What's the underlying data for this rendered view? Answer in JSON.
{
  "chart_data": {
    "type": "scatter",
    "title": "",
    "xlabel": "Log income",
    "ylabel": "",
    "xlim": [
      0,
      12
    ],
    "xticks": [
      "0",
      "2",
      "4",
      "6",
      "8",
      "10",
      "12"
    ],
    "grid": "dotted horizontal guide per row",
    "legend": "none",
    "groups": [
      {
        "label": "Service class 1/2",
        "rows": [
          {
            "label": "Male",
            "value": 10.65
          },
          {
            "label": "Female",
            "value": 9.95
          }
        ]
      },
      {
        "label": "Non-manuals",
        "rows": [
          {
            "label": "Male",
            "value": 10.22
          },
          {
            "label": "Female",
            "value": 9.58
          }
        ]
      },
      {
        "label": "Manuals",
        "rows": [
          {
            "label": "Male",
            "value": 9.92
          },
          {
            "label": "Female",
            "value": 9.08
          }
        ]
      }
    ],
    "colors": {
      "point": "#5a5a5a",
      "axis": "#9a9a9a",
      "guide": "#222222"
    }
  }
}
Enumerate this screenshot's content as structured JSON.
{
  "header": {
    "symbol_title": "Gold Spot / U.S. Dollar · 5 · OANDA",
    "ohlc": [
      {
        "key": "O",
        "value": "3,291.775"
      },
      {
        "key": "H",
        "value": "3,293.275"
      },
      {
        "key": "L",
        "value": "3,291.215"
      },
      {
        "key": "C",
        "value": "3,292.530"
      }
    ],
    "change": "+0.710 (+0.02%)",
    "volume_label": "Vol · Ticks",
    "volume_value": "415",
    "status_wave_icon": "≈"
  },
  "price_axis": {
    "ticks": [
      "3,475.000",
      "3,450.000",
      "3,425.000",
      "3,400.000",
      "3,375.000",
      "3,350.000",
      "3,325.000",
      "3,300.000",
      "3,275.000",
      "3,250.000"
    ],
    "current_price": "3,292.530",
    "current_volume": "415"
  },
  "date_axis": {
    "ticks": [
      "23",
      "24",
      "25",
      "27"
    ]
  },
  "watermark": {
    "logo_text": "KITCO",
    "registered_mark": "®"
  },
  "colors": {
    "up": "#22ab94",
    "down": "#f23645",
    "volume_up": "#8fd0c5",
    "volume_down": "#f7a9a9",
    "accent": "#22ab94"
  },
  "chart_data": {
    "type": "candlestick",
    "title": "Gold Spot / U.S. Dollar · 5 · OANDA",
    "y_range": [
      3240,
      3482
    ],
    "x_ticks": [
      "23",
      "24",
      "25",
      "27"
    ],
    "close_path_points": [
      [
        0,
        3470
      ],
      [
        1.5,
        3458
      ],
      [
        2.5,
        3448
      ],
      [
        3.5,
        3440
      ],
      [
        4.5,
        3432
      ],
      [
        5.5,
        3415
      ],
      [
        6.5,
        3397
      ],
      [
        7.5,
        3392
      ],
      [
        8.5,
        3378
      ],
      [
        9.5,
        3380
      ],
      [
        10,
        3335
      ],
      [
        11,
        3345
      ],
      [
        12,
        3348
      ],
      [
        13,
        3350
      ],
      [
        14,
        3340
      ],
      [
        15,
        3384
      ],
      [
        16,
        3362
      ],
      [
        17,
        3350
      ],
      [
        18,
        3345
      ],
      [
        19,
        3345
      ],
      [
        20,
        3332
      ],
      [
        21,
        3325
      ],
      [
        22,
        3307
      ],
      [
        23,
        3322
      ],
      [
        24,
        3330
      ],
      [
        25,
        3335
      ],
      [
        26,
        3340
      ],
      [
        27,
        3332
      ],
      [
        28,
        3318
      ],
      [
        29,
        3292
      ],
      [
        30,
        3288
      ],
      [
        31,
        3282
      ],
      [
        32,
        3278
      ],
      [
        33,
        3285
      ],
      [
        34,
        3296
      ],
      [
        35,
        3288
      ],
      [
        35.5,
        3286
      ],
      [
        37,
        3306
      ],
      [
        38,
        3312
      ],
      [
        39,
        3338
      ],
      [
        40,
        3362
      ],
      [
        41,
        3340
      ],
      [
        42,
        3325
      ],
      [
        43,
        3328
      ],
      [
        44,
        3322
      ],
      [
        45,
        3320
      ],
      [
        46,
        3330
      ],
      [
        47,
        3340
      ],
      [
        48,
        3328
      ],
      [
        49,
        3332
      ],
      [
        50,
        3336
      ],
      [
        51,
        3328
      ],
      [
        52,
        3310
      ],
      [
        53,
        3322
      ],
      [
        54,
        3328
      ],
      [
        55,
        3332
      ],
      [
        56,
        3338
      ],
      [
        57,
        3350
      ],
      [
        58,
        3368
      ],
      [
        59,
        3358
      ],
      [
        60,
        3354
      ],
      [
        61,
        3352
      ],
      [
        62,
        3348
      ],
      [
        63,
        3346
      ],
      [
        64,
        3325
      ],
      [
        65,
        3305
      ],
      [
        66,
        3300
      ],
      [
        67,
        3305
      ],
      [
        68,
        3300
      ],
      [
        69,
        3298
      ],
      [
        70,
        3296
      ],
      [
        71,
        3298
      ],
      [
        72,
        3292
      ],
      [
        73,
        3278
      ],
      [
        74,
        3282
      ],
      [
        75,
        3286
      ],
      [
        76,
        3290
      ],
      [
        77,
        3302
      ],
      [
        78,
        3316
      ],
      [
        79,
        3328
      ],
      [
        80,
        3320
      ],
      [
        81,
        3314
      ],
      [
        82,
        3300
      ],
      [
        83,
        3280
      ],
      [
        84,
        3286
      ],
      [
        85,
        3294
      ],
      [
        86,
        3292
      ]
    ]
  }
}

■ **WHAT NEEDS TO BE DONE**:
Find each line with the string "this" and copy it out.

■ **SOLVED EXERCISE**:
What's the underlying data for this rendered view? Answer in JSON.
Enumerate this screenshot's content as structured JSON.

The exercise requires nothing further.